* _THE TASK_
Return all lines in the material below that contain "LogCatBroadcaster".

---+---

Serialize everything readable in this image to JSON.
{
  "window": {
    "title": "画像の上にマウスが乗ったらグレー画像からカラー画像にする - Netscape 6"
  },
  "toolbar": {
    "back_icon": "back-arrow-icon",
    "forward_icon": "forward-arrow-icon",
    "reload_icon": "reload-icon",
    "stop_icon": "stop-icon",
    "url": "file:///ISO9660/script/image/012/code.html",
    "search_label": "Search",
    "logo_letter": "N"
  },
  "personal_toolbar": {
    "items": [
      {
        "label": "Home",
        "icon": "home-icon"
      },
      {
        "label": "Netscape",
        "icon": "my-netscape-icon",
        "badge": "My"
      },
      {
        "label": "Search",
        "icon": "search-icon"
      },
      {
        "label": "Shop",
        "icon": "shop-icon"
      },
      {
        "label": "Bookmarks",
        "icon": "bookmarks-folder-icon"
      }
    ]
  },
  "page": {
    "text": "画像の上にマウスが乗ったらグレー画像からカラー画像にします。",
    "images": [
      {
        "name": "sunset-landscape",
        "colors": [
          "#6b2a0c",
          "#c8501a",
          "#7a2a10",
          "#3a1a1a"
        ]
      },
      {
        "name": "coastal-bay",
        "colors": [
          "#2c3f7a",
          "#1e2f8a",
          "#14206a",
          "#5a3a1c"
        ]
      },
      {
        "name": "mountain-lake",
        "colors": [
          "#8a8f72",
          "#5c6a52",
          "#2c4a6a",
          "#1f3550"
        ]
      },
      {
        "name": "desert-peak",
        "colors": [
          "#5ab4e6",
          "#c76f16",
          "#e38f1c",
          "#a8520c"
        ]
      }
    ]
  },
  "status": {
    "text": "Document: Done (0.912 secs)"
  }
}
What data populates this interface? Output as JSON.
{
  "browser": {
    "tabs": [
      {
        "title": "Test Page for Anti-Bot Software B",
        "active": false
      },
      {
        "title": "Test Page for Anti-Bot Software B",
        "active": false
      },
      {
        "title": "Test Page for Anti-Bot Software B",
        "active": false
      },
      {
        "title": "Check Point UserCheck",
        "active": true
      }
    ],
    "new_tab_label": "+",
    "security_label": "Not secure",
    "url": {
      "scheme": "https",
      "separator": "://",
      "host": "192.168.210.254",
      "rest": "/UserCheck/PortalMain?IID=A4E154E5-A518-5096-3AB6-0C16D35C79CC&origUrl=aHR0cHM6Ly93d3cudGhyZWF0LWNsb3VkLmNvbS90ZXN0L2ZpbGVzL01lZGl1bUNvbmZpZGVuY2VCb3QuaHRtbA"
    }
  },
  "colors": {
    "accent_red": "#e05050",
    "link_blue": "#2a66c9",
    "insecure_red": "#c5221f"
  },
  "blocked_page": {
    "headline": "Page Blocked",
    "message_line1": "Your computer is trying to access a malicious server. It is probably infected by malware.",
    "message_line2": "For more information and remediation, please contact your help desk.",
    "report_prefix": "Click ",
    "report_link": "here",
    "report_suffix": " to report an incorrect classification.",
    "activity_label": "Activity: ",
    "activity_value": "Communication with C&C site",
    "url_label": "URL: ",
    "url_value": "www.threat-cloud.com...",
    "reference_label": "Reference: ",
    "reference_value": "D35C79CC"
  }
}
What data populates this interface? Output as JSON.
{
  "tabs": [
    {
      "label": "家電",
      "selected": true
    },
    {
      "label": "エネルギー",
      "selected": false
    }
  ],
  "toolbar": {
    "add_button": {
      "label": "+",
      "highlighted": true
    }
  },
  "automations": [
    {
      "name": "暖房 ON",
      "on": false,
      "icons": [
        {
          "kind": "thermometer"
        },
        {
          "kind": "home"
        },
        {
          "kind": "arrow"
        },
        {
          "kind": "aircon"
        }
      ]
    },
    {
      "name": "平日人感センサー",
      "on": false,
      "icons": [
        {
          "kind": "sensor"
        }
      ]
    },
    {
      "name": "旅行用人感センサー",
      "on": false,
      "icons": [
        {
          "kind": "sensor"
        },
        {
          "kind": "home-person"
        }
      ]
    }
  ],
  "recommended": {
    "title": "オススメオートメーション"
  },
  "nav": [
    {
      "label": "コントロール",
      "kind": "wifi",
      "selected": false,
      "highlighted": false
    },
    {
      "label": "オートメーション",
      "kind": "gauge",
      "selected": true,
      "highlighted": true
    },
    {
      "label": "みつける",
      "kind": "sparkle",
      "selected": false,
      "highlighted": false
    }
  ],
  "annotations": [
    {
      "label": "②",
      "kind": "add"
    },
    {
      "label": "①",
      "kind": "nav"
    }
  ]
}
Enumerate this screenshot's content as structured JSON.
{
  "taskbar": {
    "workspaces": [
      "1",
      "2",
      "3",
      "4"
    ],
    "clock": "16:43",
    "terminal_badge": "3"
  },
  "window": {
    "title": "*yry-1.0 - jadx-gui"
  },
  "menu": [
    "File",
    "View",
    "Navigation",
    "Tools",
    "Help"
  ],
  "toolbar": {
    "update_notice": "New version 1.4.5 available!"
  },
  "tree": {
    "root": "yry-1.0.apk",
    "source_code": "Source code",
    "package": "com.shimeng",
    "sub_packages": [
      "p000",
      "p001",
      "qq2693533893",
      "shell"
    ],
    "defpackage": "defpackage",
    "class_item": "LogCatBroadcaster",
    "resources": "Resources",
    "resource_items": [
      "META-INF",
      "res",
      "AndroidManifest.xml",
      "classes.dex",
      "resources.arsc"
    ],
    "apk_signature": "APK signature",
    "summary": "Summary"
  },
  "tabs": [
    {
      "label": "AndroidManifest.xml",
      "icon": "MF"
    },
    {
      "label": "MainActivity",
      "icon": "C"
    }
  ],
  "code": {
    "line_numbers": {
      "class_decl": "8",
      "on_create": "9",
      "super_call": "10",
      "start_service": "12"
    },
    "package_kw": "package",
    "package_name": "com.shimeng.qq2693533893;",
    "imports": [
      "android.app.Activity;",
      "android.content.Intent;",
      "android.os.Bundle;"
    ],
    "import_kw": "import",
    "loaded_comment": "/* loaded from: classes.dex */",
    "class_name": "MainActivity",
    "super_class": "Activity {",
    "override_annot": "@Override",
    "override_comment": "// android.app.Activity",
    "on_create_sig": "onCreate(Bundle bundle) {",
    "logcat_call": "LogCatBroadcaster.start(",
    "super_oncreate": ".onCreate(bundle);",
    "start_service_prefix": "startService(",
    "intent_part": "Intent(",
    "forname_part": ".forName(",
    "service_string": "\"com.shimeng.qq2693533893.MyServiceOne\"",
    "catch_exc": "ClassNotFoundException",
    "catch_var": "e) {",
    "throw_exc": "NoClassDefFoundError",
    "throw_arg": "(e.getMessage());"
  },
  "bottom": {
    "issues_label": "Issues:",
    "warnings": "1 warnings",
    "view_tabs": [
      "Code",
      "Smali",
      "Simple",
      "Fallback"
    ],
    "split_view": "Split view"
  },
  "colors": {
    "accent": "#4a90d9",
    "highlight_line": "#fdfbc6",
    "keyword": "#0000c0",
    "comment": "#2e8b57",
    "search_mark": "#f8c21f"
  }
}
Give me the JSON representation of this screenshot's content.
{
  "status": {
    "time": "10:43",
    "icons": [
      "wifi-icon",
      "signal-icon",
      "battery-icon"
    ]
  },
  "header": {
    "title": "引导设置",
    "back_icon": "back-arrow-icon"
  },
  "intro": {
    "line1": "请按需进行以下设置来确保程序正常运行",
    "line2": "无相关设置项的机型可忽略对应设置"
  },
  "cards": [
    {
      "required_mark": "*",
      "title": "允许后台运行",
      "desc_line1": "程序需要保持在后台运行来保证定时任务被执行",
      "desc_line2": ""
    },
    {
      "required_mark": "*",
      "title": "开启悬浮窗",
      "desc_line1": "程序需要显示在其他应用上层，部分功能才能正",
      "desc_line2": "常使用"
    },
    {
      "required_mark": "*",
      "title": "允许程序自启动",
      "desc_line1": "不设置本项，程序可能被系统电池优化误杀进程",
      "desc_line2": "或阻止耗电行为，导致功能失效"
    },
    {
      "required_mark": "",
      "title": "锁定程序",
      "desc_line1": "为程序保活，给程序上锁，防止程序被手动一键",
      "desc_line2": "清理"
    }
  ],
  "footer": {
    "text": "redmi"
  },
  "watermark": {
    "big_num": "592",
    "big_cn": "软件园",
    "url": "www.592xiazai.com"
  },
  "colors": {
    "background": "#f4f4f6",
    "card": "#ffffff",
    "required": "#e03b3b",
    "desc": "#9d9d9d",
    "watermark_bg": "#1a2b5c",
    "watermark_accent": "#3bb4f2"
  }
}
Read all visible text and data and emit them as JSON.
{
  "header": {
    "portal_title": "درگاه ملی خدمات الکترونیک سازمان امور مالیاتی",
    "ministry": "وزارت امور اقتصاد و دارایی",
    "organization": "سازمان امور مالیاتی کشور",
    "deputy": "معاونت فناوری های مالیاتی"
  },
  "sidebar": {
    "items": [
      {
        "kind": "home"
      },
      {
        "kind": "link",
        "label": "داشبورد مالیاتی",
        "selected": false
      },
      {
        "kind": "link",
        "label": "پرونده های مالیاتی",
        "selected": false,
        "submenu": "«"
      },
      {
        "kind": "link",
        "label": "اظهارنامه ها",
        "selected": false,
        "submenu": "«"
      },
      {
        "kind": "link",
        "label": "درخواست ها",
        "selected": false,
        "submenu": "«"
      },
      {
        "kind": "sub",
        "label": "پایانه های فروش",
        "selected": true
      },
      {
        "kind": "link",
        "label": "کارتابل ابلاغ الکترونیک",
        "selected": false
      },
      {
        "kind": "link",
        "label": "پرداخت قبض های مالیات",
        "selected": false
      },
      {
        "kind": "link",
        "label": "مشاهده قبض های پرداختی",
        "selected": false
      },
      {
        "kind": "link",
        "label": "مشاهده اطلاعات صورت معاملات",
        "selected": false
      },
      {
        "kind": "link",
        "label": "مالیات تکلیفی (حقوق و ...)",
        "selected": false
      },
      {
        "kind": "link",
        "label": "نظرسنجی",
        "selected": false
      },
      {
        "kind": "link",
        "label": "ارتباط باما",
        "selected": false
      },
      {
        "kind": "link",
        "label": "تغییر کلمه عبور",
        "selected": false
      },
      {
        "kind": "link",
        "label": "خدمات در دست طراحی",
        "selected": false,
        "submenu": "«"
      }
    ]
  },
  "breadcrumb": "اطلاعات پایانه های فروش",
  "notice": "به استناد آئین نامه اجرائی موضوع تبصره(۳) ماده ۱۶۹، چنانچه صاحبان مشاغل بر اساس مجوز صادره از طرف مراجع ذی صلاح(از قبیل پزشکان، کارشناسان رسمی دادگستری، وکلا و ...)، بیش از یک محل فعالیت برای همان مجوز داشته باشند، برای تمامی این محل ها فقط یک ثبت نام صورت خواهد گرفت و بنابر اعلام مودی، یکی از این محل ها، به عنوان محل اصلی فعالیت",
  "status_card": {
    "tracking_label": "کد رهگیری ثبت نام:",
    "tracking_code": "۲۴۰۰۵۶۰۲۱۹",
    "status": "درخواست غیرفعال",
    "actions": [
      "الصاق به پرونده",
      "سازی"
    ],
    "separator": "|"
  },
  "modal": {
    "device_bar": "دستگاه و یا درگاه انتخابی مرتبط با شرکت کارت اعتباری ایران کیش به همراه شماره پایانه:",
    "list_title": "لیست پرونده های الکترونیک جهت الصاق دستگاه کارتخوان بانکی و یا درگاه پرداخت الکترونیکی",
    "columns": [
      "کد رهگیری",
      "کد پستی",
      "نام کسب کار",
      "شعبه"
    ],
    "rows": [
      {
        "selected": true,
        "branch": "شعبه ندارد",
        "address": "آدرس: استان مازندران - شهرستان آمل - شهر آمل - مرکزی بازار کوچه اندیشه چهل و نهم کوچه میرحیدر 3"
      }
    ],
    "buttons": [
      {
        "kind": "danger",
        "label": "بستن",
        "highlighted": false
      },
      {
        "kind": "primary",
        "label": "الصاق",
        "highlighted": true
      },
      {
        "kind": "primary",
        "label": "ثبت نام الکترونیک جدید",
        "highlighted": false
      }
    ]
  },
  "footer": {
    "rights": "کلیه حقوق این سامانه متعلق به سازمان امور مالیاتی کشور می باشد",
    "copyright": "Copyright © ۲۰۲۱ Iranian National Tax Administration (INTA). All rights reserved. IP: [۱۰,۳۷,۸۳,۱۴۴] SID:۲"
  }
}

---+---

* _EXERCISE RESPONSE_
    "class_item": "LogCatBroadcaster",
    "logcat_call": "LogCatBroadcaster.start(",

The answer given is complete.